[Some records]
--*--

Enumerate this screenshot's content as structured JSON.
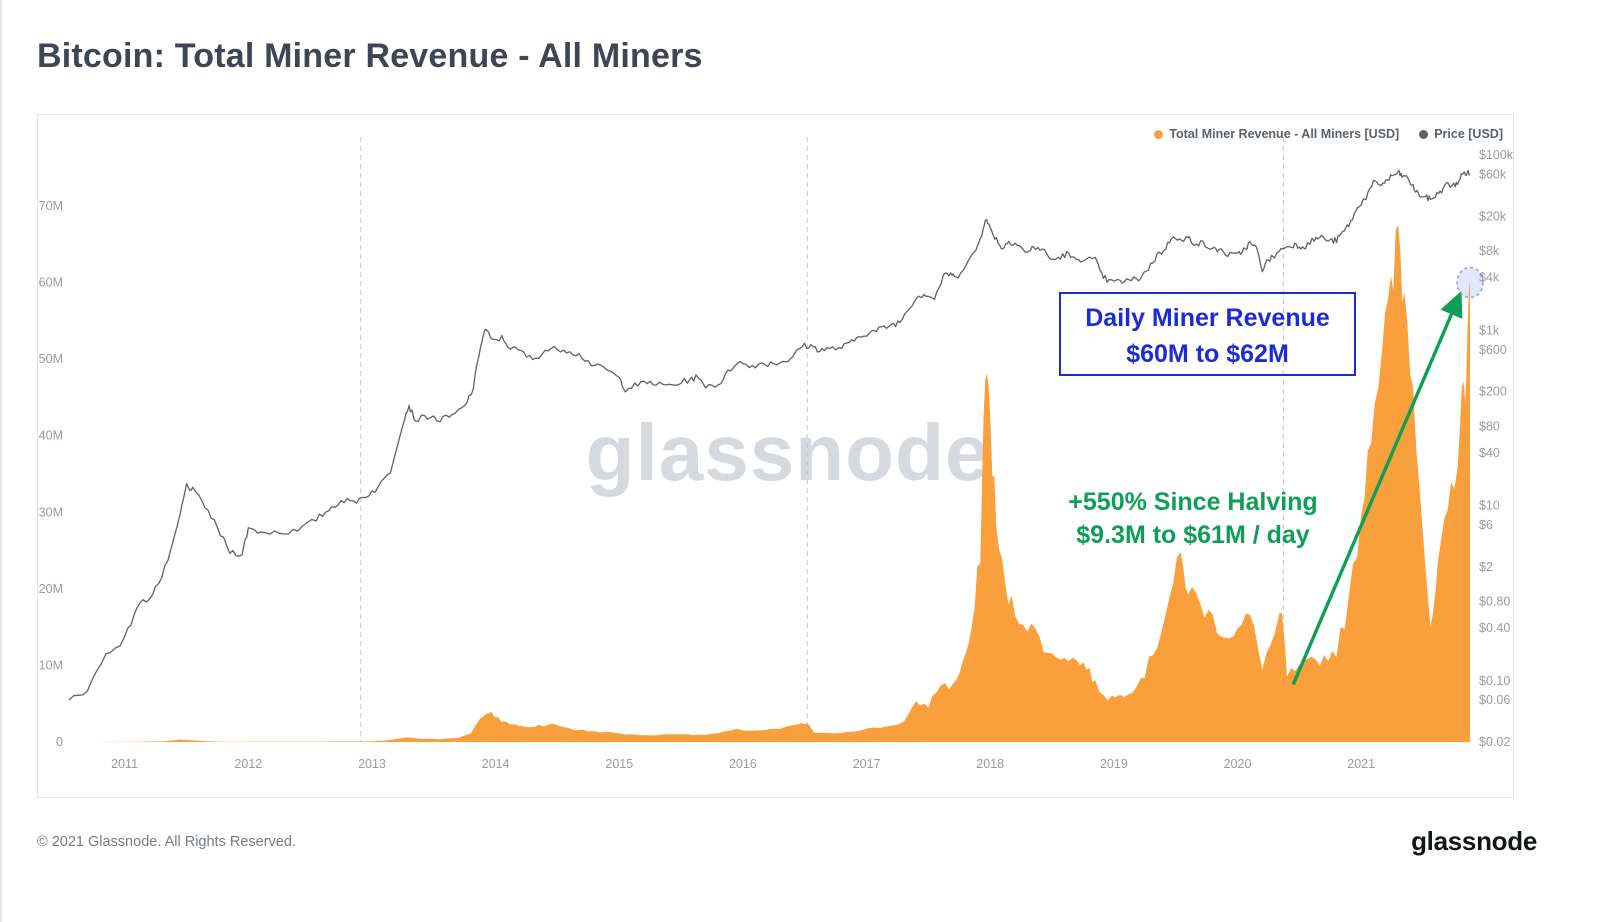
{
  "title": "Bitcoin: Total Miner Revenue - All Miners",
  "watermark": "glassnode",
  "legend": {
    "revenue": "Total Miner Revenue - All Miners [USD]",
    "price": "Price [USD]"
  },
  "annotations": {
    "blue": {
      "line1": "Daily Miner Revenue",
      "line2": "$60M to $62M"
    },
    "green": {
      "line1": "+550% Since Halving",
      "line2": "$9.3M to $61M / day"
    },
    "arrow": {
      "from_year": 2020.45,
      "from_value_m": 7.5,
      "to_year": 2021.8,
      "to_value_m": 58.5
    },
    "target_marker": {
      "year": 2021.88,
      "value_m": 60
    }
  },
  "footer": {
    "copyright": "© 2021 Glassnode. All Rights Reserved.",
    "logo": "glassnode"
  },
  "colors": {
    "orange": "#f9a03c",
    "price_gray": "#5d636b",
    "green": "#0e9f57",
    "blue": "#1d2bd6",
    "halving_line": "#c0c5cb",
    "axis_text": "#969ca5"
  },
  "chart_data": {
    "type": "area+line",
    "title": "Bitcoin: Total Miner Revenue - All Miners",
    "x_domain": [
      2010.55,
      2021.88
    ],
    "x_ticks": [
      2011,
      2012,
      2013,
      2014,
      2015,
      2016,
      2017,
      2018,
      2019,
      2020,
      2021
    ],
    "halving_lines": [
      2012.91,
      2016.52,
      2020.37
    ],
    "grid": "off",
    "legend_position": "top-right",
    "left_axis": {
      "label": "Total Miner Revenue - All Miners",
      "unit": "USD million per day",
      "scale": "linear",
      "max_m": 79,
      "ticks": [
        {
          "v": 0,
          "label": "0"
        },
        {
          "v": 10,
          "label": "10M"
        },
        {
          "v": 20,
          "label": "20M"
        },
        {
          "v": 30,
          "label": "30M"
        },
        {
          "v": 40,
          "label": "40M"
        },
        {
          "v": 50,
          "label": "50M"
        },
        {
          "v": 60,
          "label": "60M"
        },
        {
          "v": 70,
          "label": "70M"
        }
      ]
    },
    "right_axis": {
      "label": "Price",
      "unit": "USD",
      "scale": "log",
      "min": 0.02,
      "max": 161000,
      "ticks": [
        {
          "v": 100000,
          "label": "$100k"
        },
        {
          "v": 60000,
          "label": "$60k"
        },
        {
          "v": 20000,
          "label": "$20k"
        },
        {
          "v": 8000,
          "label": "$8k"
        },
        {
          "v": 4000,
          "label": "$4k"
        },
        {
          "v": 1000,
          "label": "$1k"
        },
        {
          "v": 600,
          "label": "$600"
        },
        {
          "v": 200,
          "label": "$200"
        },
        {
          "v": 80,
          "label": "$80"
        },
        {
          "v": 40,
          "label": "$40"
        },
        {
          "v": 10,
          "label": "$10"
        },
        {
          "v": 6,
          "label": "$6"
        },
        {
          "v": 2,
          "label": "$2"
        },
        {
          "v": 0.8,
          "label": "$0.80"
        },
        {
          "v": 0.4,
          "label": "$0.40"
        },
        {
          "v": 0.1,
          "label": "$0.10"
        },
        {
          "v": 0.06,
          "label": "$0.06"
        },
        {
          "v": 0.02,
          "label": "$0.02"
        }
      ]
    },
    "series": [
      {
        "name": "Total Miner Revenue - All Miners [USD]",
        "type": "area",
        "axis": "left",
        "color": "#f9a03c",
        "unit": "$M per day",
        "points": [
          [
            2010.55,
            0.003
          ],
          [
            2010.75,
            0.006
          ],
          [
            2011.0,
            0.02
          ],
          [
            2011.17,
            0.05
          ],
          [
            2011.33,
            0.1
          ],
          [
            2011.45,
            0.35
          ],
          [
            2011.55,
            0.2
          ],
          [
            2011.7,
            0.07
          ],
          [
            2011.9,
            0.03
          ],
          [
            2012.2,
            0.05
          ],
          [
            2012.5,
            0.05
          ],
          [
            2012.75,
            0.07
          ],
          [
            2012.91,
            0.08
          ],
          [
            2013.0,
            0.1
          ],
          [
            2013.1,
            0.18
          ],
          [
            2013.2,
            0.4
          ],
          [
            2013.28,
            0.6
          ],
          [
            2013.4,
            0.42
          ],
          [
            2013.55,
            0.38
          ],
          [
            2013.7,
            0.55
          ],
          [
            2013.8,
            1.2
          ],
          [
            2013.88,
            3.2
          ],
          [
            2013.95,
            4.0
          ],
          [
            2014.0,
            3.4
          ],
          [
            2014.05,
            2.6
          ],
          [
            2014.15,
            2.3
          ],
          [
            2014.25,
            1.9
          ],
          [
            2014.35,
            2.2
          ],
          [
            2014.45,
            2.3
          ],
          [
            2014.55,
            2.0
          ],
          [
            2014.65,
            1.6
          ],
          [
            2014.8,
            1.4
          ],
          [
            2014.95,
            1.2
          ],
          [
            2015.1,
            0.95
          ],
          [
            2015.3,
            0.9
          ],
          [
            2015.5,
            1.1
          ],
          [
            2015.65,
            0.9
          ],
          [
            2015.8,
            1.15
          ],
          [
            2015.95,
            1.6
          ],
          [
            2016.1,
            1.5
          ],
          [
            2016.3,
            1.7
          ],
          [
            2016.45,
            2.3
          ],
          [
            2016.52,
            2.4
          ],
          [
            2016.58,
            1.2
          ],
          [
            2016.7,
            1.1
          ],
          [
            2016.85,
            1.35
          ],
          [
            2017.0,
            1.7
          ],
          [
            2017.15,
            2.0
          ],
          [
            2017.3,
            2.6
          ],
          [
            2017.4,
            5.0
          ],
          [
            2017.5,
            4.8
          ],
          [
            2017.6,
            7.6
          ],
          [
            2017.7,
            7.2
          ],
          [
            2017.78,
            10.5
          ],
          [
            2017.85,
            14
          ],
          [
            2017.92,
            25
          ],
          [
            2017.96,
            50
          ],
          [
            2018.0,
            42
          ],
          [
            2018.05,
            28
          ],
          [
            2018.12,
            20
          ],
          [
            2018.2,
            17
          ],
          [
            2018.3,
            15.5
          ],
          [
            2018.4,
            13.5
          ],
          [
            2018.5,
            11
          ],
          [
            2018.6,
            11.5
          ],
          [
            2018.7,
            10.5
          ],
          [
            2018.78,
            10
          ],
          [
            2018.85,
            7.5
          ],
          [
            2018.95,
            5.8
          ],
          [
            2019.05,
            6
          ],
          [
            2019.15,
            7
          ],
          [
            2019.25,
            9
          ],
          [
            2019.35,
            13
          ],
          [
            2019.45,
            19
          ],
          [
            2019.54,
            24
          ],
          [
            2019.6,
            20
          ],
          [
            2019.7,
            18
          ],
          [
            2019.8,
            16
          ],
          [
            2019.9,
            14
          ],
          [
            2020.0,
            14.5
          ],
          [
            2020.1,
            16.5
          ],
          [
            2020.2,
            10
          ],
          [
            2020.3,
            14
          ],
          [
            2020.36,
            16.5
          ],
          [
            2020.4,
            8.8
          ],
          [
            2020.5,
            9.5
          ],
          [
            2020.6,
            10.5
          ],
          [
            2020.7,
            11
          ],
          [
            2020.8,
            12
          ],
          [
            2020.9,
            18
          ],
          [
            2021.0,
            30
          ],
          [
            2021.08,
            42
          ],
          [
            2021.17,
            52
          ],
          [
            2021.24,
            57
          ],
          [
            2021.3,
            67
          ],
          [
            2021.35,
            58
          ],
          [
            2021.42,
            48
          ],
          [
            2021.5,
            28
          ],
          [
            2021.56,
            14
          ],
          [
            2021.62,
            22
          ],
          [
            2021.7,
            30
          ],
          [
            2021.78,
            38
          ],
          [
            2021.83,
            46
          ],
          [
            2021.86,
            52
          ],
          [
            2021.88,
            60
          ]
        ]
      },
      {
        "name": "Price [USD]",
        "type": "line",
        "axis": "right",
        "color": "#5d636b",
        "unit": "USD",
        "points": [
          [
            2010.55,
            0.06
          ],
          [
            2010.7,
            0.08
          ],
          [
            2010.85,
            0.2
          ],
          [
            2011.0,
            0.3
          ],
          [
            2011.1,
            0.7
          ],
          [
            2011.2,
            0.9
          ],
          [
            2011.3,
            1.5
          ],
          [
            2011.4,
            4
          ],
          [
            2011.45,
            8
          ],
          [
            2011.5,
            17
          ],
          [
            2011.55,
            15
          ],
          [
            2011.65,
            10
          ],
          [
            2011.75,
            5.5
          ],
          [
            2011.85,
            3
          ],
          [
            2011.95,
            2.8
          ],
          [
            2012.0,
            5.5
          ],
          [
            2012.1,
            5
          ],
          [
            2012.25,
            5
          ],
          [
            2012.4,
            5.1
          ],
          [
            2012.55,
            7
          ],
          [
            2012.65,
            9
          ],
          [
            2012.75,
            11.5
          ],
          [
            2012.85,
            11
          ],
          [
            2012.95,
            13
          ],
          [
            2013.05,
            16
          ],
          [
            2013.15,
            25
          ],
          [
            2013.25,
            90
          ],
          [
            2013.3,
            140
          ],
          [
            2013.35,
            95
          ],
          [
            2013.45,
            105
          ],
          [
            2013.55,
            95
          ],
          [
            2013.65,
            105
          ],
          [
            2013.75,
            135
          ],
          [
            2013.82,
            220
          ],
          [
            2013.88,
            700
          ],
          [
            2013.92,
            1050
          ],
          [
            2013.97,
            750
          ],
          [
            2014.05,
            820
          ],
          [
            2014.12,
            630
          ],
          [
            2014.2,
            580
          ],
          [
            2014.3,
            460
          ],
          [
            2014.4,
            590
          ],
          [
            2014.5,
            620
          ],
          [
            2014.6,
            590
          ],
          [
            2014.7,
            500
          ],
          [
            2014.8,
            390
          ],
          [
            2014.9,
            360
          ],
          [
            2015.0,
            280
          ],
          [
            2015.05,
            215
          ],
          [
            2015.15,
            240
          ],
          [
            2015.25,
            255
          ],
          [
            2015.35,
            235
          ],
          [
            2015.45,
            240
          ],
          [
            2015.55,
            270
          ],
          [
            2015.62,
            290
          ],
          [
            2015.7,
            235
          ],
          [
            2015.8,
            240
          ],
          [
            2015.88,
            330
          ],
          [
            2015.95,
            440
          ],
          [
            2016.05,
            385
          ],
          [
            2016.15,
            420
          ],
          [
            2016.25,
            420
          ],
          [
            2016.35,
            450
          ],
          [
            2016.42,
            530
          ],
          [
            2016.48,
            670
          ],
          [
            2016.55,
            660
          ],
          [
            2016.62,
            600
          ],
          [
            2016.7,
            610
          ],
          [
            2016.8,
            640
          ],
          [
            2016.88,
            730
          ],
          [
            2016.96,
            900
          ],
          [
            2017.04,
            950
          ],
          [
            2017.12,
            1050
          ],
          [
            2017.2,
            1150
          ],
          [
            2017.27,
            1250
          ],
          [
            2017.35,
            1900
          ],
          [
            2017.42,
            2500
          ],
          [
            2017.48,
            2600
          ],
          [
            2017.55,
            2300
          ],
          [
            2017.62,
            4100
          ],
          [
            2017.68,
            4500
          ],
          [
            2017.72,
            3900
          ],
          [
            2017.8,
            5700
          ],
          [
            2017.87,
            7500
          ],
          [
            2017.92,
            11000
          ],
          [
            2017.96,
            19000
          ],
          [
            2018.0,
            14500
          ],
          [
            2018.05,
            11000
          ],
          [
            2018.1,
            8500
          ],
          [
            2018.15,
            10500
          ],
          [
            2018.22,
            9800
          ],
          [
            2018.3,
            7500
          ],
          [
            2018.35,
            9000
          ],
          [
            2018.42,
            8400
          ],
          [
            2018.5,
            6300
          ],
          [
            2018.55,
            6700
          ],
          [
            2018.62,
            7500
          ],
          [
            2018.68,
            6400
          ],
          [
            2018.75,
            6600
          ],
          [
            2018.85,
            6400
          ],
          [
            2018.9,
            4300
          ],
          [
            2018.96,
            3600
          ],
          [
            2019.05,
            3600
          ],
          [
            2019.12,
            3700
          ],
          [
            2019.2,
            3900
          ],
          [
            2019.28,
            5100
          ],
          [
            2019.35,
            7200
          ],
          [
            2019.42,
            8700
          ],
          [
            2019.48,
            12500
          ],
          [
            2019.55,
            10200
          ],
          [
            2019.6,
            11500
          ],
          [
            2019.65,
            10000
          ],
          [
            2019.72,
            9800
          ],
          [
            2019.8,
            8300
          ],
          [
            2019.85,
            8500
          ],
          [
            2019.92,
            7300
          ],
          [
            2020.0,
            7200
          ],
          [
            2020.05,
            8400
          ],
          [
            2020.1,
            9800
          ],
          [
            2020.15,
            8800
          ],
          [
            2020.2,
            5000
          ],
          [
            2020.25,
            6400
          ],
          [
            2020.3,
            7100
          ],
          [
            2020.37,
            8800
          ],
          [
            2020.45,
            9500
          ],
          [
            2020.5,
            9200
          ],
          [
            2020.55,
            9150
          ],
          [
            2020.62,
            11000
          ],
          [
            2020.68,
            11600
          ],
          [
            2020.75,
            10400
          ],
          [
            2020.8,
            10700
          ],
          [
            2020.85,
            13000
          ],
          [
            2020.9,
            16000
          ],
          [
            2020.96,
            23000
          ],
          [
            2021.0,
            29000
          ],
          [
            2021.04,
            33000
          ],
          [
            2021.1,
            48000
          ],
          [
            2021.15,
            46000
          ],
          [
            2021.2,
            50000
          ],
          [
            2021.25,
            58000
          ],
          [
            2021.3,
            63000
          ],
          [
            2021.33,
            58000
          ],
          [
            2021.38,
            54000
          ],
          [
            2021.42,
            43000
          ],
          [
            2021.46,
            36000
          ],
          [
            2021.52,
            33000
          ],
          [
            2021.56,
            31500
          ],
          [
            2021.6,
            34000
          ],
          [
            2021.65,
            40000
          ],
          [
            2021.7,
            47000
          ],
          [
            2021.74,
            44000
          ],
          [
            2021.78,
            49000
          ],
          [
            2021.82,
            61000
          ],
          [
            2021.85,
            63000
          ],
          [
            2021.88,
            61000
          ]
        ]
      }
    ]
  }
}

--*--

◆ Required work
Return every line of the preceding records in which the word "Miners" appears.

◆ Result for this task
  "title": "Bitcoin: Total Miner Revenue - All Miners",
    "revenue": "Total Miner Revenue - All Miners [USD]",
    "title": "Bitcoin: Total Miner Revenue - All Miners",
      "label": "Total Miner Revenue - All Miners",
        "name": "Total Miner Revenue - All Miners [USD]",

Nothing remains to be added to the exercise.